-- START --

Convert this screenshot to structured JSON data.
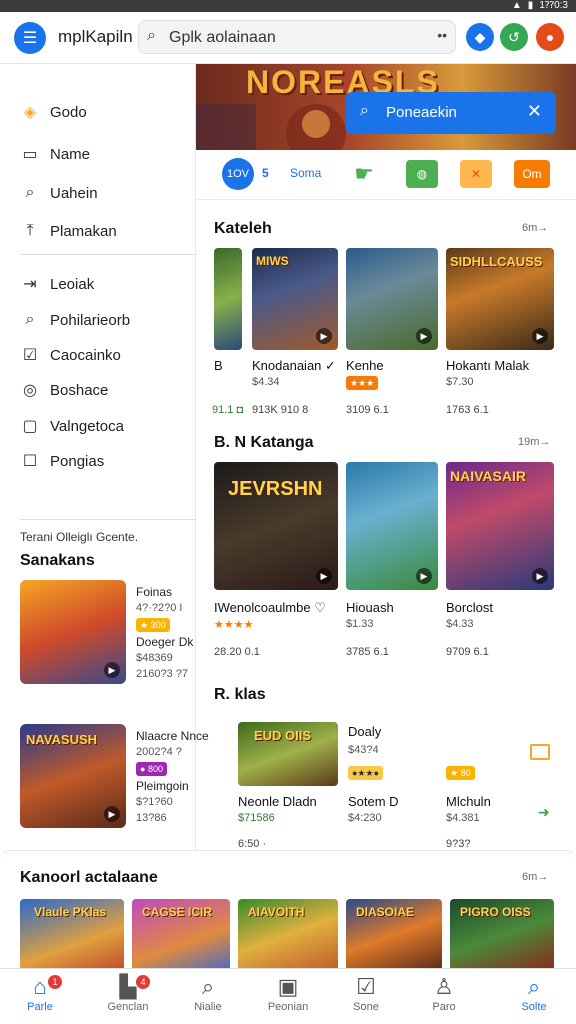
{
  "status_bar": {
    "time": "1⁇0:3"
  },
  "header": {
    "app_title": "mplKapiln",
    "search": {
      "value": "Gplk aolainaan",
      "placeholder": "Gplk aolainaan"
    }
  },
  "drawer": {
    "items": [
      {
        "label": "Godo",
        "icon": "home-icon"
      },
      {
        "label": "Name",
        "icon": "square-icon"
      },
      {
        "label": "Uahein",
        "icon": "search-icon"
      },
      {
        "label": "Plamakan",
        "icon": "upload-icon"
      },
      {
        "label": "Leoiak",
        "icon": "arrow-icon"
      },
      {
        "label": "Pohilarieorb",
        "icon": "search-icon"
      },
      {
        "label": "Caocainko",
        "icon": "check-icon"
      },
      {
        "label": "Boshace",
        "icon": "circle-icon"
      },
      {
        "label": "Valngetoca",
        "icon": "chat-icon"
      },
      {
        "label": "Pongias",
        "icon": "square-icon"
      }
    ],
    "small_text": "Terani Olleiglı Gcente.",
    "heading": "Sanakans",
    "cards": [
      {
        "lines": [
          "Foinas",
          "4?·?2?0 I",
          "",
          "Doeger Dk",
          "$48369",
          "2160?3 ?7"
        ],
        "badge": "300"
      },
      {
        "lines": [
          "Nlaacre Nnce",
          "2002?4 ?",
          "",
          "Pleimgoin",
          "$?1?60",
          "13?86"
        ],
        "badge": "800"
      }
    ]
  },
  "hero": {
    "title": "NOREASLS",
    "button_label": "Poneaekin",
    "button_icon": "search-icon"
  },
  "chips": {
    "active": "1OV",
    "count": "5",
    "text": "Soma",
    "box": "Om"
  },
  "sections": [
    {
      "title": "Kateleh",
      "more": "6m→",
      "games": [
        {
          "name": "B",
          "sub": "",
          "stat": "91.1 ◘"
        },
        {
          "name": "Knodanaian ✓",
          "sub": "$4.34",
          "stat": "913K   910 8"
        },
        {
          "name": "Kenhe",
          "sub": "",
          "stat": "3109   6.1"
        },
        {
          "name": "Hokantı Malak",
          "sub": "$7.30",
          "stat": "1763   6.1"
        }
      ],
      "card_titles": [
        "",
        "MIWS",
        "",
        "SIDHLLCAUSS"
      ]
    },
    {
      "title": "B. N Katanga",
      "more": "19m→",
      "games": [
        {
          "name": "IWenolcoaulmbe ♡",
          "sub": "★★★★",
          "stat": "28.20   0.1"
        },
        {
          "name": "Hiouash",
          "sub": "$1.33",
          "stat": "3785   6.1"
        },
        {
          "name": "Borclost",
          "sub": "$4.33",
          "stat": "9709   6.1"
        }
      ],
      "card_titles": [
        "JEVRSHN",
        "",
        "NAIVASAIR"
      ]
    },
    {
      "title": "R. klas",
      "more": "",
      "games": [
        {
          "name": "Neonle Dladn",
          "sub": "$71586",
          "stat": "6:50   ·"
        },
        {
          "name": "Sotem D",
          "sub": "$4:230",
          "stat": ""
        },
        {
          "name": "Mlchuln",
          "sub": "$4.381",
          "stat": "9?3?"
        }
      ],
      "card_titles": [
        "EUD OIIS"
      ],
      "extra": {
        "name": "Doaly",
        "sub": "$43?4"
      }
    }
  ],
  "bottom_section": {
    "title": "Kanoorl actalaane",
    "more": "6m→",
    "card_titles": [
      "Vlaule PKlas",
      "CAGSE ICIR",
      "AIAVOITH",
      "DIASOIAE",
      "PIGRO OISS"
    ]
  },
  "nav": [
    {
      "label": "Parle",
      "icon": "home-icon",
      "badge": "1"
    },
    {
      "label": "Genclan",
      "icon": "store-icon",
      "badge": "4"
    },
    {
      "label": "Nialie",
      "icon": "search-icon"
    },
    {
      "label": "Peonian",
      "icon": "tablet-icon"
    },
    {
      "label": "Sone",
      "icon": "note-icon"
    },
    {
      "label": "Paro",
      "icon": "user-icon"
    },
    {
      "label": "Solte",
      "icon": "search-icon"
    }
  ]
}
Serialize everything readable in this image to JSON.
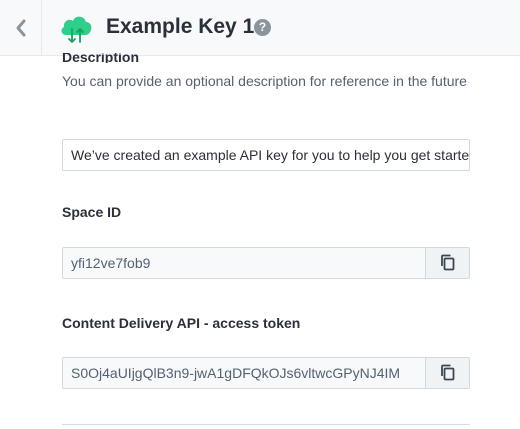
{
  "header": {
    "back_icon": "chevron-left-icon",
    "logo_icon": "cloud-sync-icon",
    "title": "Example Key 1",
    "help_icon": "question-mark-icon",
    "help_glyph": "?"
  },
  "description": {
    "label": "Description",
    "help_text": "You can provide an optional description for reference in the future",
    "value": "We’ve created an example API key for you to help you get started"
  },
  "space_id": {
    "label": "Space ID",
    "value": "yfi12ve7fob9",
    "copy_icon": "copy-icon"
  },
  "cda_token": {
    "label": "Content Delivery API - access token",
    "value": "S0Oj4aUIjgQlB3n9-jwA1gDFQkOJs6vltwcGPyNJ4IM",
    "copy_icon": "copy-icon"
  },
  "colors": {
    "accent_green": "#2ecf8a",
    "header_bg": "#f7f9fa",
    "border": "#cfd9e0"
  }
}
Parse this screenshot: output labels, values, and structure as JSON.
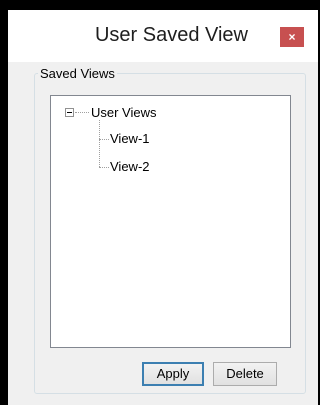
{
  "window": {
    "title": "User Saved View",
    "close_label": "×"
  },
  "group": {
    "label": "Saved Views"
  },
  "tree": {
    "root": {
      "label": "User Views",
      "expanded": true
    },
    "children": [
      {
        "label": "View-1"
      },
      {
        "label": "View-2"
      }
    ]
  },
  "buttons": {
    "apply": "Apply",
    "delete": "Delete"
  }
}
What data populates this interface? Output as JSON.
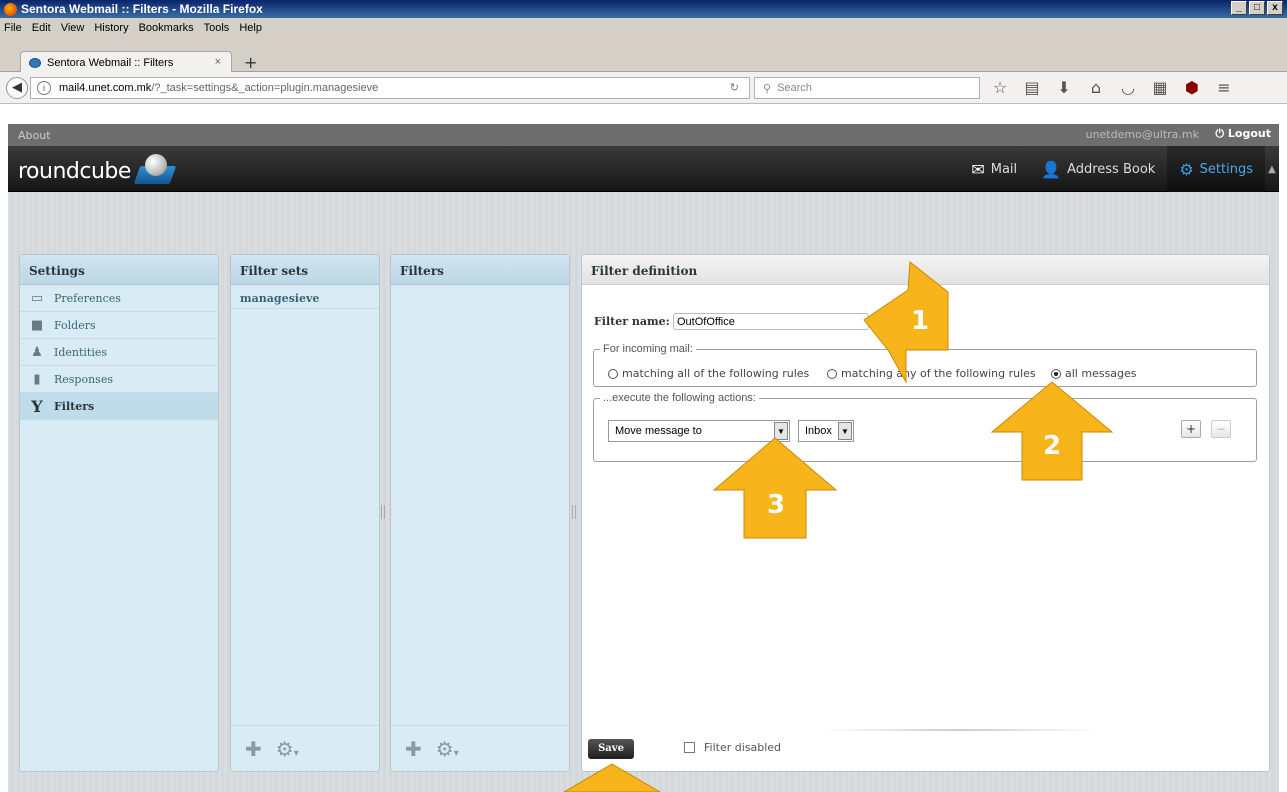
{
  "window": {
    "title": "Sentora Webmail :: Filters - Mozilla Firefox"
  },
  "menu": [
    "File",
    "Edit",
    "View",
    "History",
    "Bookmarks",
    "Tools",
    "Help"
  ],
  "tab": {
    "label": "Sentora Webmail :: Filters",
    "close": "×",
    "new_tab": "+"
  },
  "address": {
    "host": "mail4.unet.com.mk",
    "path": "/?_task=settings&_action=plugin.managesieve"
  },
  "search": {
    "placeholder": "Search"
  },
  "topline": {
    "about": "About",
    "user": "unetdemo@ultra.mk",
    "logout": "Logout"
  },
  "brand": {
    "name": "roundcube"
  },
  "tasks": [
    {
      "label": "Mail",
      "icon": "envelope-icon"
    },
    {
      "label": "Address Book",
      "icon": "person-icon"
    },
    {
      "label": "Settings",
      "icon": "gear-icon",
      "active": true
    }
  ],
  "settings_panel": {
    "title": "Settings",
    "items": [
      {
        "label": "Preferences",
        "icon": "monitor-icon"
      },
      {
        "label": "Folders",
        "icon": "folder-icon"
      },
      {
        "label": "Identities",
        "icon": "person-icon"
      },
      {
        "label": "Responses",
        "icon": "document-icon"
      },
      {
        "label": "Filters",
        "icon": "funnel-icon",
        "selected": true
      }
    ]
  },
  "filtersets_panel": {
    "title": "Filter sets",
    "items": [
      "managesieve"
    ]
  },
  "filters_panel": {
    "title": "Filters"
  },
  "definition": {
    "title": "Filter definition",
    "name_label": "Filter name:",
    "name_value": "OutOfOffice",
    "incoming_legend": "For incoming mail:",
    "rule_options": [
      "matching all of the following rules",
      "matching any of the following rules",
      "all messages"
    ],
    "rule_selected": "all messages",
    "actions_legend": "...execute the following actions:",
    "action_value": "Move message to",
    "folder_value": "Inbox",
    "add_label": "+",
    "remove_label": "−",
    "save_label": "Save",
    "disabled_label": "Filter disabled",
    "disabled_checked": false
  },
  "annotations": [
    "1",
    "2",
    "3"
  ],
  "colors": {
    "annotation": "#f7b41b",
    "accent": "#37a0e0",
    "panel_blue": "#d9ecf6"
  }
}
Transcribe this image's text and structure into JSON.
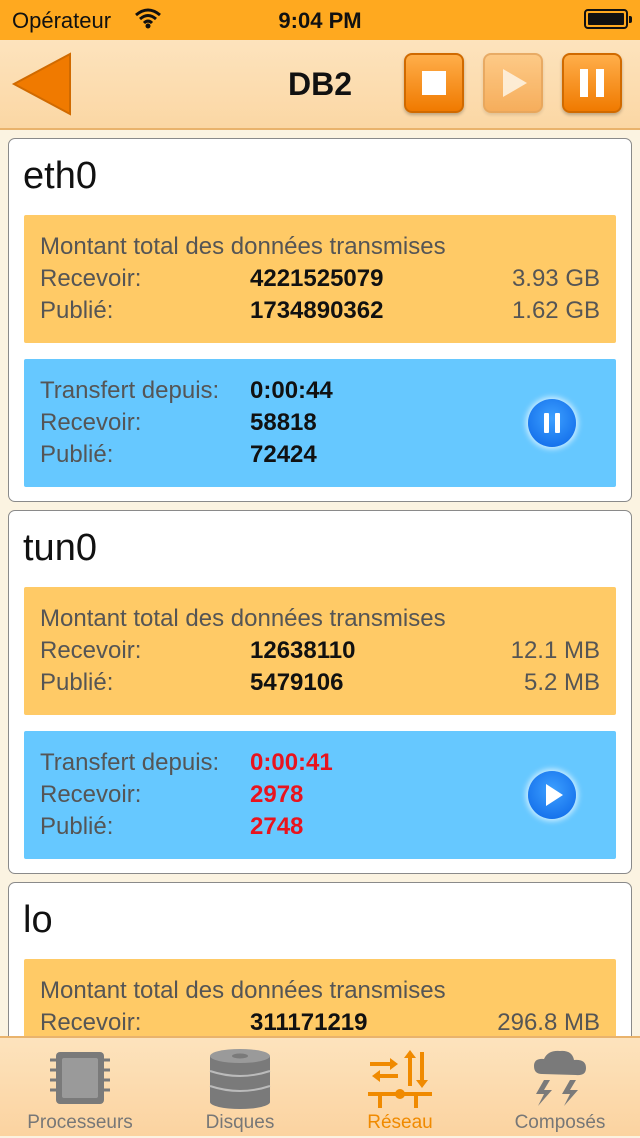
{
  "status_bar": {
    "carrier": "Opérateur",
    "time": "9:04 PM"
  },
  "nav": {
    "title": "DB2",
    "stop_icon": "stop-icon",
    "play_icon": "play-icon",
    "pause_icon": "pause-icon"
  },
  "colors": {
    "accent": "#f07a00",
    "total_panel": "#ffca66",
    "since_panel": "#66c8ff",
    "alert": "#e8141e"
  },
  "interfaces": [
    {
      "name": "eth0",
      "total": {
        "title": "Montant total des données transmises",
        "receive_label": "Recevoir:",
        "receive_value": "4221525079",
        "receive_size": "3.93 GB",
        "sent_label": "Publié:",
        "sent_value": "1734890362",
        "sent_size": "1.62 GB"
      },
      "since": {
        "label": "Transfert depuis:",
        "value": "0:00:44",
        "receive_label": "Recevoir:",
        "receive_value": "58818",
        "sent_label": "Publié:",
        "sent_value": "72424",
        "button_icon": "pause-icon"
      }
    },
    {
      "name": "tun0",
      "total": {
        "title": "Montant total des données transmises",
        "receive_label": "Recevoir:",
        "receive_value": "12638110",
        "receive_size": "12.1 MB",
        "sent_label": "Publié:",
        "sent_value": "5479106",
        "sent_size": "5.2 MB"
      },
      "since": {
        "label": "Transfert depuis:",
        "value": "0:00:41",
        "receive_label": "Recevoir:",
        "receive_value": "2978",
        "sent_label": "Publié:",
        "sent_value": "2748",
        "button_icon": "play-icon"
      }
    },
    {
      "name": "lo",
      "total": {
        "title": "Montant total des données transmises",
        "receive_label": "Recevoir:",
        "receive_value": "311171219",
        "receive_size": "296.8 MB"
      }
    }
  ],
  "tabs": [
    {
      "label": "Processeurs",
      "icon": "cpu-chip-icon",
      "active": false
    },
    {
      "label": "Disques",
      "icon": "disk-stack-icon",
      "active": false
    },
    {
      "label": "Réseau",
      "icon": "network-arrows-icon",
      "active": true
    },
    {
      "label": "Composés",
      "icon": "storm-cloud-icon",
      "active": false
    }
  ]
}
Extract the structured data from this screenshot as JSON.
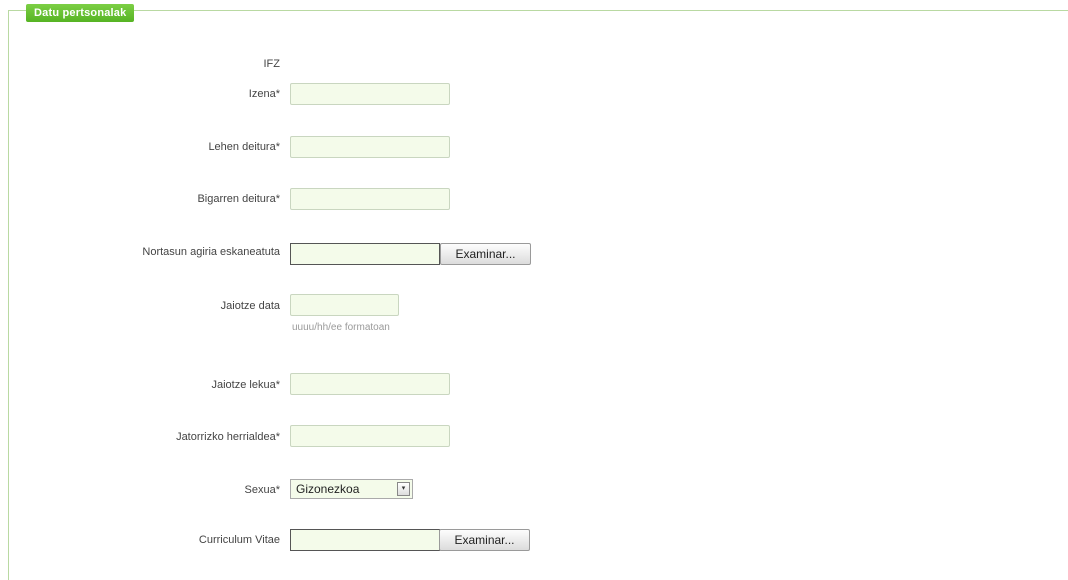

-- END --

- GOAL OF THE EXERCISE
Reproduce each line of the entries in which the word "pause" is found.

- RESULT OF THIS EXERCISE
    "pause_icon": "pause-icon"
        "button_icon": "pause-icon"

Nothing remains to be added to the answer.